(Entries taken from a collection)
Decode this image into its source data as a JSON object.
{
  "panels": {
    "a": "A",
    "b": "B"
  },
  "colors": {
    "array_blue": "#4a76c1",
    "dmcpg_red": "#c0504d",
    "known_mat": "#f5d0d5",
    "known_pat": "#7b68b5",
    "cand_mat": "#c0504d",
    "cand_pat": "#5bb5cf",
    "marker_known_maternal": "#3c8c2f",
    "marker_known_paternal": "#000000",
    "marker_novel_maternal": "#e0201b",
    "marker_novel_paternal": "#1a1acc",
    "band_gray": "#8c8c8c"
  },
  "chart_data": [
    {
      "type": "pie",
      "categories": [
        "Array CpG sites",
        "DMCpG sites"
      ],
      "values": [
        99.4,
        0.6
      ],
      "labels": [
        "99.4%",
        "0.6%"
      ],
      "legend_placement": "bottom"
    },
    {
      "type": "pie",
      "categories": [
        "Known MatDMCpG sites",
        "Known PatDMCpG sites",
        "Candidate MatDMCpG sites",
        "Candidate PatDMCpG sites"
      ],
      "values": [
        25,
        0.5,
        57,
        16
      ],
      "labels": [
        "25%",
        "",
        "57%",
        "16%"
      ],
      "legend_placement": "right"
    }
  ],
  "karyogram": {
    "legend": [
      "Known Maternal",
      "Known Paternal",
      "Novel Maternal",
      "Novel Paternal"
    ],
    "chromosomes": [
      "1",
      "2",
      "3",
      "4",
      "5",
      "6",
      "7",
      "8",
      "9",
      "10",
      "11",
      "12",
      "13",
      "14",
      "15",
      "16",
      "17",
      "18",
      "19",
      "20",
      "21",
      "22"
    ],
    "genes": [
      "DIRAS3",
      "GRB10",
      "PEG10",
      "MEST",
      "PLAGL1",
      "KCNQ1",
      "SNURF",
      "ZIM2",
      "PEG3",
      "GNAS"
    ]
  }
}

-- EXERCISE GOAL --
Return a copy of each line in the entries that carries the string "PatDMCpG".

-- RESPONSE TO THE EXERCISE --
        "Known PatDMCpG sites",
        "Candidate PatDMCpG sites"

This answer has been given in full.